PROBLEM TO SOLVE:
From the entries below, copy out every line with "this" in it.
— Begin GIVEN RECORDS —
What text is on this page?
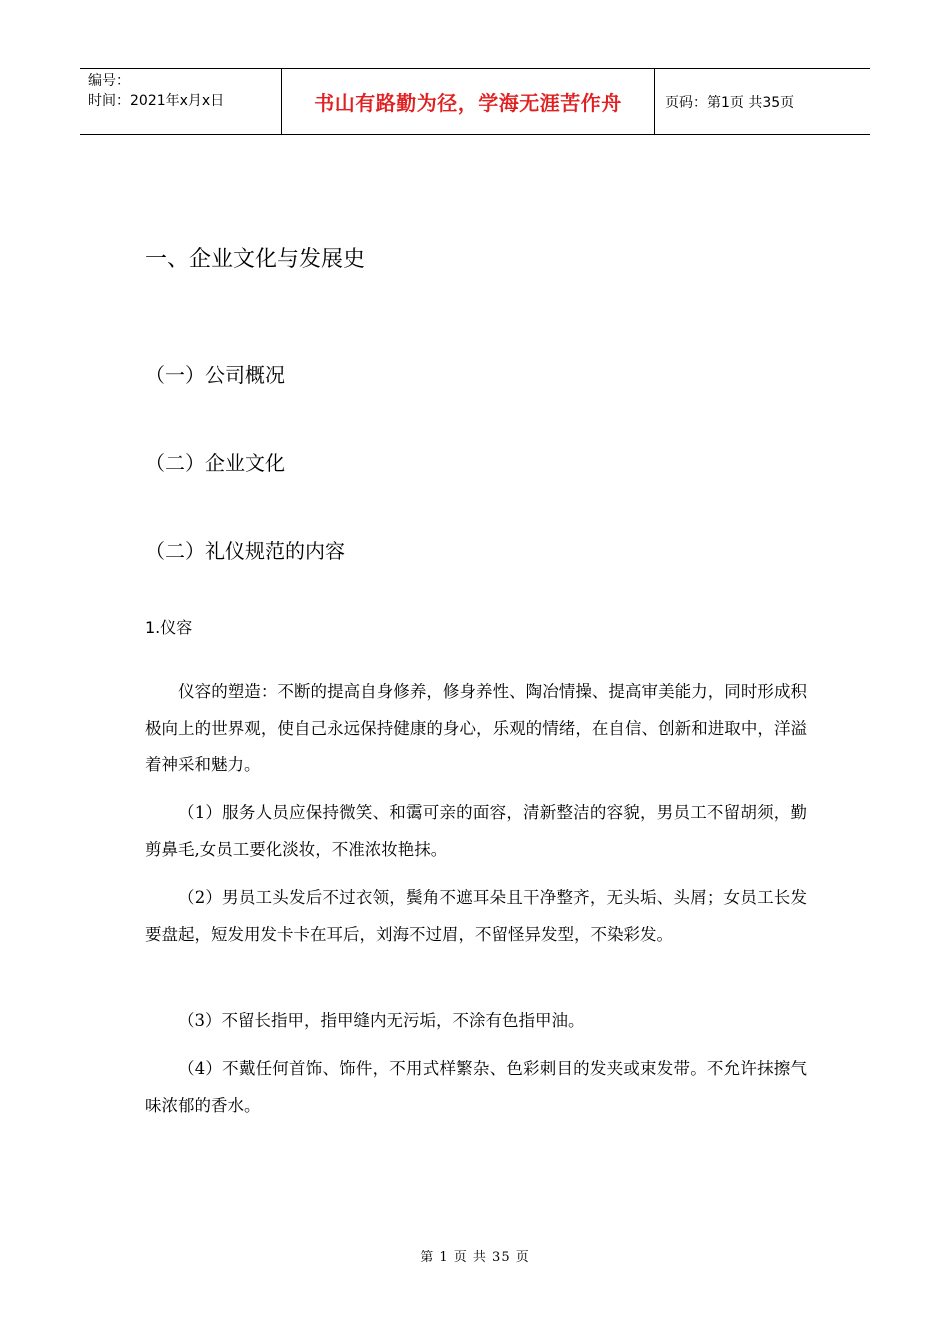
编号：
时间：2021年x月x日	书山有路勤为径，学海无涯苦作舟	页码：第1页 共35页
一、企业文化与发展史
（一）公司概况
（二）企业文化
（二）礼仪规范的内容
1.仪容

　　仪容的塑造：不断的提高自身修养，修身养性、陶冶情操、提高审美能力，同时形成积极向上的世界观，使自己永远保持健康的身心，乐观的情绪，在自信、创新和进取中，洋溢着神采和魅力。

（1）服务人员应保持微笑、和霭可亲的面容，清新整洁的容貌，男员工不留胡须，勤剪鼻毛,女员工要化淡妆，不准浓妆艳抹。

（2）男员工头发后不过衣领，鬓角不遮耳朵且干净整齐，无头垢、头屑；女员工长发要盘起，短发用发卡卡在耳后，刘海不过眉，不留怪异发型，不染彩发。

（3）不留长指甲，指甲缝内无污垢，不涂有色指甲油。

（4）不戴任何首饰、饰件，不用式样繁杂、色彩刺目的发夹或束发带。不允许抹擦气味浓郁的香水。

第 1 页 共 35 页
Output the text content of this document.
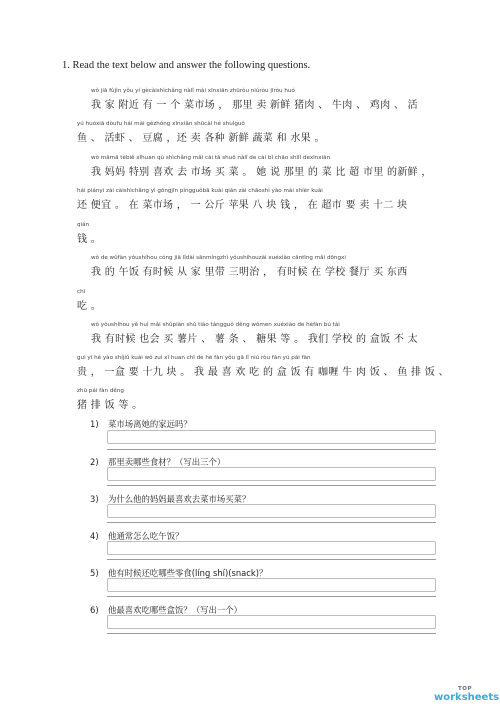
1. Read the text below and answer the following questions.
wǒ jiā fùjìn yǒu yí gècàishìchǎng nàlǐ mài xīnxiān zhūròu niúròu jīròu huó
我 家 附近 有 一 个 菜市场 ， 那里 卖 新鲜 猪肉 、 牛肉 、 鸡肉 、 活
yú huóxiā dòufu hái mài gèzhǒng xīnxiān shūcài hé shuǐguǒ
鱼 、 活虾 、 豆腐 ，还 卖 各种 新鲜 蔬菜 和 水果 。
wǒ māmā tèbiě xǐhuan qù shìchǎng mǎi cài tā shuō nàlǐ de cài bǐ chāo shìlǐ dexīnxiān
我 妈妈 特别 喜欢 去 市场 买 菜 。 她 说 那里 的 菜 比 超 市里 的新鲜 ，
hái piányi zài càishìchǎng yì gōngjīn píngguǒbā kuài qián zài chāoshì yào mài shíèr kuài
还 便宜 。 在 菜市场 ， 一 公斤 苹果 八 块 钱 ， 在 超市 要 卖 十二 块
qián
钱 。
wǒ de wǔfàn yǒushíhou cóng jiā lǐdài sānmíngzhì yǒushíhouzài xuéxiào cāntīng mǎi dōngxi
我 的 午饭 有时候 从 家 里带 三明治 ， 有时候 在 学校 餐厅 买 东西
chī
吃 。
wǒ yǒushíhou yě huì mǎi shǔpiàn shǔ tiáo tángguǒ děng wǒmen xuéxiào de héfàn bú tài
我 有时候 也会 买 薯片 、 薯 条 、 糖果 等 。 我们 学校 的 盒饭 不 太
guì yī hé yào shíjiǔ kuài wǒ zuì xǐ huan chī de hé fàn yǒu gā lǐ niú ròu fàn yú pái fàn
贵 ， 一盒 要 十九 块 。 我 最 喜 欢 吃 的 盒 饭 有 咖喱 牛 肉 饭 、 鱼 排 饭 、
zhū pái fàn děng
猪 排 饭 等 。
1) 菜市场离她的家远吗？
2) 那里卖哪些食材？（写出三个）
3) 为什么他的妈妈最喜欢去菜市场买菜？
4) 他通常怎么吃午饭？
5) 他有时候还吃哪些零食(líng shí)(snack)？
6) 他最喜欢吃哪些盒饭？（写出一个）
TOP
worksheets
— End GIVEN RECORDS —
SOLUTION BELOW:
What text is on this page?
Output the text content of this document.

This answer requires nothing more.